- Direction: From the listing below, pick out each line with the word "drop".

- Supplied material:
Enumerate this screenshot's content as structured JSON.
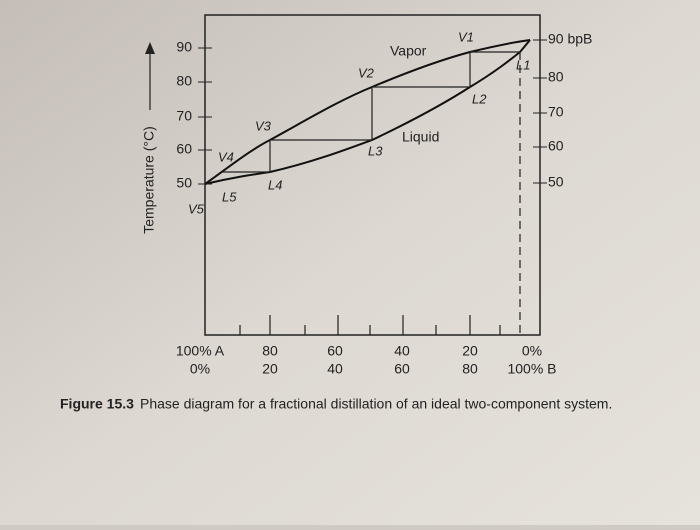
{
  "left_axis": {
    "title": "Temperature (°C)",
    "ticks": [
      "90",
      "80",
      "70",
      "60",
      "50"
    ]
  },
  "right_axis": {
    "ticks": [
      "90 bpB",
      "80",
      "70",
      "60",
      "50"
    ]
  },
  "bottom_axis": {
    "row_a": [
      "100% A",
      "80",
      "60",
      "40",
      "20",
      "0%"
    ],
    "row_b": [
      "0%",
      "20",
      "40",
      "60",
      "80",
      "100% B"
    ]
  },
  "regions": {
    "vapor": "Vapor",
    "liquid": "Liquid"
  },
  "vapor_points": [
    "V1",
    "V2",
    "V3",
    "V4",
    "V5"
  ],
  "liquid_points": [
    "L1",
    "L2",
    "L3",
    "L4",
    "L5"
  ],
  "caption": {
    "label": "Figure 15.3",
    "text": "Phase diagram for a fractional distillation of an ideal two-component system."
  }
}
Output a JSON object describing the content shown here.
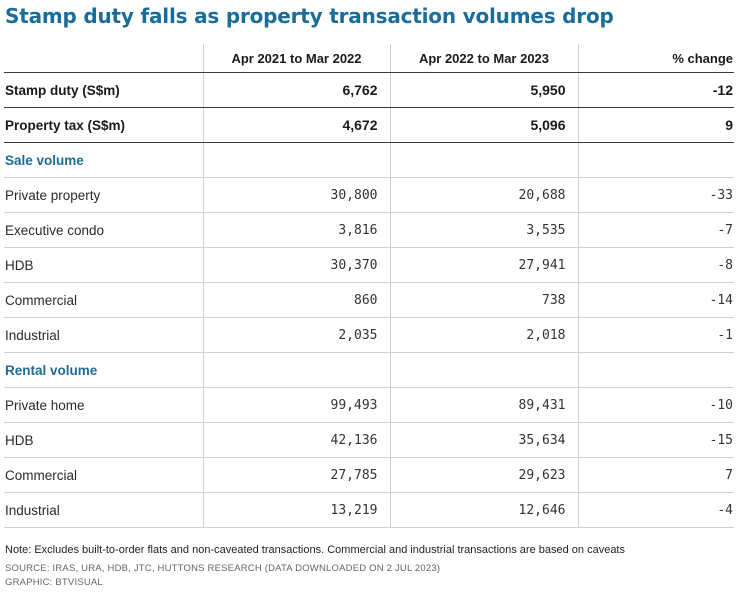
{
  "title": "Stamp duty falls as property transaction volumes drop",
  "chart_data": {
    "type": "table",
    "title": "Stamp duty falls as property transaction volumes drop",
    "columns": [
      "",
      "Apr 2021 to Mar 2022",
      "Apr 2022 to Mar 2023",
      "% change"
    ],
    "rows": [
      {
        "kind": "bold",
        "label": "Stamp duty (S$m)",
        "values": [
          "6,762",
          "5,950",
          "-12"
        ]
      },
      {
        "kind": "bold",
        "label": "Property tax (S$m)",
        "values": [
          "4,672",
          "5,096",
          "9"
        ]
      },
      {
        "kind": "section",
        "label": "Sale volume",
        "values": [
          "",
          "",
          ""
        ]
      },
      {
        "kind": "row",
        "label": "Private property",
        "values": [
          "30,800",
          "20,688",
          "-33"
        ]
      },
      {
        "kind": "row",
        "label": "Executive condo",
        "values": [
          "3,816",
          "3,535",
          "-7"
        ]
      },
      {
        "kind": "row",
        "label": "HDB",
        "values": [
          "30,370",
          "27,941",
          "-8"
        ]
      },
      {
        "kind": "row",
        "label": "Commercial",
        "values": [
          "860",
          "738",
          "-14"
        ]
      },
      {
        "kind": "row",
        "label": "Industrial",
        "values": [
          "2,035",
          "2,018",
          "-1"
        ]
      },
      {
        "kind": "section",
        "label": "Rental volume",
        "values": [
          "",
          "",
          ""
        ]
      },
      {
        "kind": "row",
        "label": "Private home",
        "values": [
          "99,493",
          "89,431",
          "-10"
        ]
      },
      {
        "kind": "row",
        "label": "HDB",
        "values": [
          "42,136",
          "35,634",
          "-15"
        ]
      },
      {
        "kind": "row",
        "label": "Commercial",
        "values": [
          "27,785",
          "29,623",
          "7"
        ]
      },
      {
        "kind": "row",
        "label": "Industrial",
        "values": [
          "13,219",
          "12,646",
          "-4"
        ]
      }
    ]
  },
  "footer": {
    "note": "Note: Excludes built-to-order flats and non-caveated transactions. Commercial and industrial transactions are based on caveats",
    "source": "SOURCE: IRAS, URA, HDB, JTC, HUTTONS RESEARCH (DATA DOWNLOADED ON 2 JUL 2023)",
    "graphic": "GRAPHIC: BTVISUAL"
  },
  "colors": {
    "accent": "#1c6c98",
    "rule": "#3a3a3a",
    "grid": "#cfcfcf"
  }
}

- The solution:
  "title": "Stamp duty falls as property transaction volumes drop",
    "title": "Stamp duty falls as property transaction volumes drop",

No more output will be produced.